### SET TASK
Count, in the entries, the lines with "name". Answer with the number only.
**** GIVEN RECORDS
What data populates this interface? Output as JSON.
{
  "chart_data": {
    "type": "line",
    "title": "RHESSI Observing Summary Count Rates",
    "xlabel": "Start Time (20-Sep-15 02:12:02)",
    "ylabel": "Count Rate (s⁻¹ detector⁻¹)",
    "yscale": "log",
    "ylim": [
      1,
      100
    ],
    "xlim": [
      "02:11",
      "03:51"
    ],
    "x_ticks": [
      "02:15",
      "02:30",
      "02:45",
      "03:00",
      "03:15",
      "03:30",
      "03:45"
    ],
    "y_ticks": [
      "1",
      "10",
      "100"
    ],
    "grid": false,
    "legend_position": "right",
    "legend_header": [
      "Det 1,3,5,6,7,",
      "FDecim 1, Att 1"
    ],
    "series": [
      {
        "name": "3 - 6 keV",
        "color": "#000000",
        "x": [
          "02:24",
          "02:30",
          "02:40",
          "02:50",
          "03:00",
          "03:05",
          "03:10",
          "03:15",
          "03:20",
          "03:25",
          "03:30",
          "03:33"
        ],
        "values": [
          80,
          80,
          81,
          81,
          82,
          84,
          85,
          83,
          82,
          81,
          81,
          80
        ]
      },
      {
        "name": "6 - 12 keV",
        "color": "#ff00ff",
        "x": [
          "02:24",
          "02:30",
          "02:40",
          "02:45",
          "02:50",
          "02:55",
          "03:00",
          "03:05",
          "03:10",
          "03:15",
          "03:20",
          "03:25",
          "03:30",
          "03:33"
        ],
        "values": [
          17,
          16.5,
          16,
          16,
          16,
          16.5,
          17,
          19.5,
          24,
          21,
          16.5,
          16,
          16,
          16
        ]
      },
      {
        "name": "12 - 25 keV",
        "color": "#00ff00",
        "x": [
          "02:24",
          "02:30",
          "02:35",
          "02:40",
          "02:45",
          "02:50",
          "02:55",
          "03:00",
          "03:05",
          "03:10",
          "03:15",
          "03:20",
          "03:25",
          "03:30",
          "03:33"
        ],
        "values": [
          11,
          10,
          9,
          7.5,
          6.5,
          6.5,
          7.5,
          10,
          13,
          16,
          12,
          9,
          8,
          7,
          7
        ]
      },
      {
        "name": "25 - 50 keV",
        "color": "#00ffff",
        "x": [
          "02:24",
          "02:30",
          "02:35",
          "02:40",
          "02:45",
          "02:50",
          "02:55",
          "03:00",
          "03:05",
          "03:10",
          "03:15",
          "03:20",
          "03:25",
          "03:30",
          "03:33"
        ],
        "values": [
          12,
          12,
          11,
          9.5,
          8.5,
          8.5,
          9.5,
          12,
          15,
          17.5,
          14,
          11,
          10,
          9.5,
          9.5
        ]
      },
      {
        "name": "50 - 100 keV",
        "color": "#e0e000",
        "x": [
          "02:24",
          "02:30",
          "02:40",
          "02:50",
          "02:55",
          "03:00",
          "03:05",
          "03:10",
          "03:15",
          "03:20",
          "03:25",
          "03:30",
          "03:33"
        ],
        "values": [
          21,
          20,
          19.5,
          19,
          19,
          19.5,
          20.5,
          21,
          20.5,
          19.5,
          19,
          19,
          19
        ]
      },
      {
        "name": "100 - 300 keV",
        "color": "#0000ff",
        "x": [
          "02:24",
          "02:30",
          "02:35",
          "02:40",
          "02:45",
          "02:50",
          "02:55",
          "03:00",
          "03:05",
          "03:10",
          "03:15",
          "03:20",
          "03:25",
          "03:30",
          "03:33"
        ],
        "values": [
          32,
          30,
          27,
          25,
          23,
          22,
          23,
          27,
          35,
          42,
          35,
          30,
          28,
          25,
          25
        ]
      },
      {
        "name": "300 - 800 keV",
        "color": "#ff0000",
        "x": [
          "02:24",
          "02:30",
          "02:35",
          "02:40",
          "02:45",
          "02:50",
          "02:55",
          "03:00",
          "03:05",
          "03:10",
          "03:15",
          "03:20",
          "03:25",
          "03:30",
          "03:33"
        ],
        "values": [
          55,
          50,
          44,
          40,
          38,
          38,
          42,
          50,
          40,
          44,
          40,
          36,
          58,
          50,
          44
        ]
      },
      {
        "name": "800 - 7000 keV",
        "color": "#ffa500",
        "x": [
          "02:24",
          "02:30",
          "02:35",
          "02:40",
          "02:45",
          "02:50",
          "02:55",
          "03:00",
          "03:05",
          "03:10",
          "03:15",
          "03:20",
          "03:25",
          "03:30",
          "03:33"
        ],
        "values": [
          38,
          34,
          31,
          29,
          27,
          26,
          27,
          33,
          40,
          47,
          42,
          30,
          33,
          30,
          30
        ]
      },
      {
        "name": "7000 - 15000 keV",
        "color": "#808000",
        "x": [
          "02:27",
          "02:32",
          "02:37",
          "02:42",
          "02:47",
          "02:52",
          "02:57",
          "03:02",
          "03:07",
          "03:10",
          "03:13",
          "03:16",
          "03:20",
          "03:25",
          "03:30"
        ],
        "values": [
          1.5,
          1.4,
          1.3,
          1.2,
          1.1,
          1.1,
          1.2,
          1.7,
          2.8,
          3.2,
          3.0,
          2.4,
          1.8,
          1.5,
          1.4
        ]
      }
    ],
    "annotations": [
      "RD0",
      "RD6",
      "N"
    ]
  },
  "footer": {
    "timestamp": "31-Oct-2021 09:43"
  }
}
********
### TASK RESPONSE
9